As an example, we will translate the following English sentence into Greek and Spanish.

**"Natural language processing is a subfield of linguistics computer science and artificial intelligence concerned with the interactions between computers and human language" **

-- Define corpus
DECLARE grString,enString,esString STRING;

SET grString = "Η επεξεργασία φυσικής γλώσσας είναι ένα υποπεδίο της γλωσσολογίας της επιστήμης των υπολογιστών και της τεχνητής νοημοσύνης που ασχολείται με τις αλληλεπιδράσεις μεταξύ των υπολογιστών και της ανθρώπινης γλώσσας";

SET enString = "Natural language processing is a subfield of linguistics computer science and artificial intelligence concerned with the interactions between computers and human language";

SET esString = "El procesamiento del lenguaje natural es un subcampo de la lingüística la informática y la inteligencia artificial que se ocupa de las interacciones entre las computadoras y el lenguaje humano";

-- Create greek stemmer
CREATE TEMP FUNCTION grStemmer(word STRING)
RETURNS STRING
LANGUAGE js
OPTIONS (
library=["gs://yourbucket/stemmers.js"]
)
AS r"""
return utils.greekStemmer(word);
""";

-- Create english stemmer
CREATE TEMP FUNCTION poStemmer(word STRING)
RETURNS STRING
LANGUAGE js
OPTIONS (
library=["gs://yourbucket/stemmers.js"]
)
AS r"""
return utils.porterStemmer(word);
""";

-- Create Spanish stemmer
CREATE TEMP FUNCTION esStemmer(word STRING)
RETURNS STRING
LANGUAGE js
OPTIONS (
library=["gs://yourbucket/stemmers.js"]
)
AS r"""
return utils.unineStemmer(word);
""";

-- Remove accents and convers to upper case - greek stemmer requirement
CREATE TEMP FUNCTION fix_word(word STRING) AS ((
SELECT UPPER(regexp_replace(normalize(word, NFD), r"\pM", ''))
));

-- Union all sentenses
WITH corpus AS (
  SELECT word, 'gr' lang FROM UNNEST(SPLIT(grString," ")) word 
  UNION ALL
  SELECT word, 'en' lang FROM UNNEST(SPLIT(enString," ")) word 
  UNION ALL
  SELECT word,'es' lang FROM UNNEST(SPLIT(esString," ")) word 
)

-- Run stemmers
SELECT 
lang,
string_agg(
CASE lang 
WHEN 'gr' THEN grStemmer(fix_word(word))
WHEN 'en' THEN poStemmer(word)
WHEN 'es' THEN esStemmer(word) 
ELSE 'missing' END," ") stemmed, 
string_agg(word," ") original
FROM corpus
GROUP BY 1

5_stemming_output

Stemmers Demo

You can use the publicly available functions to test or use stemmers' functionality in BigQuery.

▸ REQUIREMENT 1
In the BigQuery stemming excerpt, why does the fix_word function remove accents and convert words to upper case?
▸ REQUIREMENT 2
Continue the BigQuery stemming excerpt from its final sentence.
The material after this text is not needed.

▸ DATA LINES
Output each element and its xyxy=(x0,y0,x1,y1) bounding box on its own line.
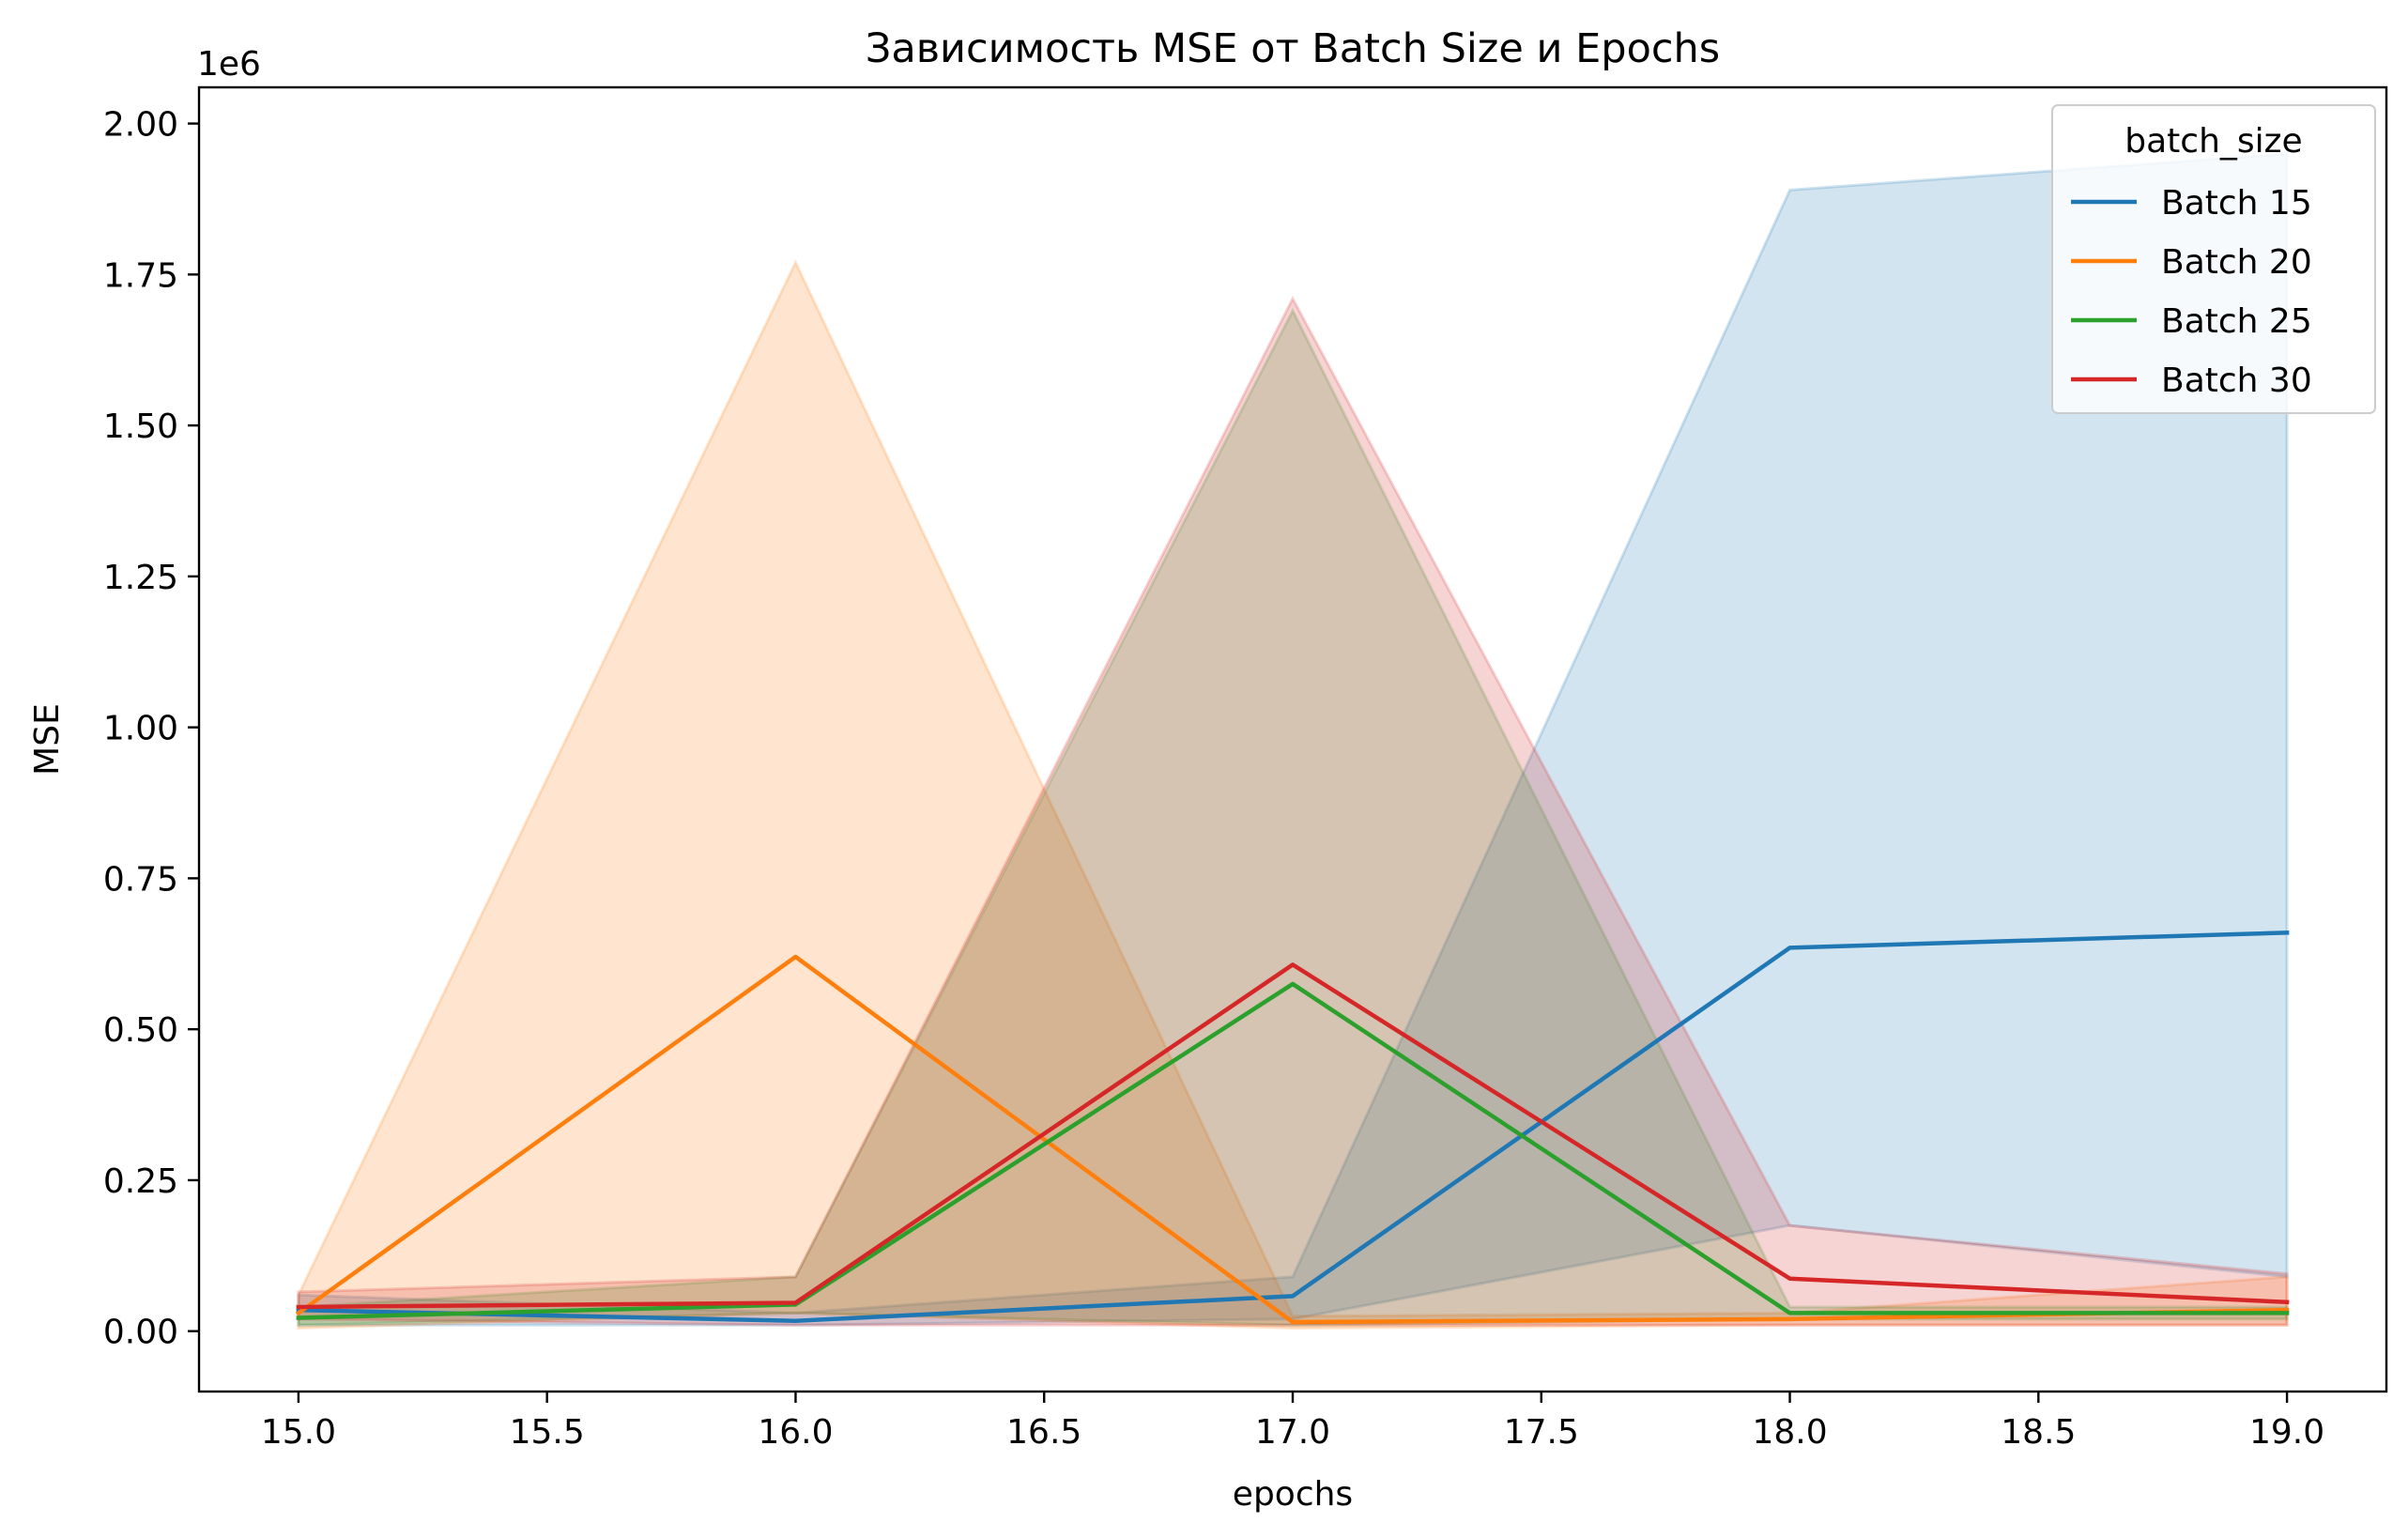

▸ OUTPUT 1
The Greek stemmer requires it.

▸ OUTPUT 2
The following example is for Europe-based data sets. To change location to United States-based datasets change “eu” to “us” (i.e justfunctions.eu.porterStemmer->justfunctions.us.porterStemmer)


-- Define corpus
DECLARE grString,enString,esString STRING;
SET grString = "Η επεξεργασία φυσικής γλώσσας είναι ένα υποπεδίο της γλωσσολογίας της επιστήμης των υπολογιστών και της τεχνητής νοημοσύνης που ασχολείται με τις αλληλεπιδράσεις μεταξύ των υπολογιστών και της ανθρώπινης γλώσσας";
SET enString = "Natural language processing is a subfield of linguistics computer science and artificial intelligence concerned with the interactions between computers and human language";
SET esString = "El procesamiento del lenguaje natural es un subcampo de la lingüística la informática y la inteligencia artificial que se ocupa de las interacciones entre las computadoras y el lenguaje humano";


-- Remove accents and convers to upper case - greek stemmer requirement
CREATE TEMP FUNCTION fix_word(word STRING) AS ((
SELECT UPPER(regexp_replace(normalize(word, NFD), r"\pM", ''))
));

-- Union all sentenses
WITH corpus AS (
  SELECT word, 'gr' lang FROM UNNEST(SPLIT(grString," ")) word 
  UNION ALL
  SELECT word, 'en' lang FROM UNNEST(SPLIT(enString," ")) word 
  UNION ALL
  SELECT word,'es' lang FROM UNNEST(SPLIT(esString," ")) word 
)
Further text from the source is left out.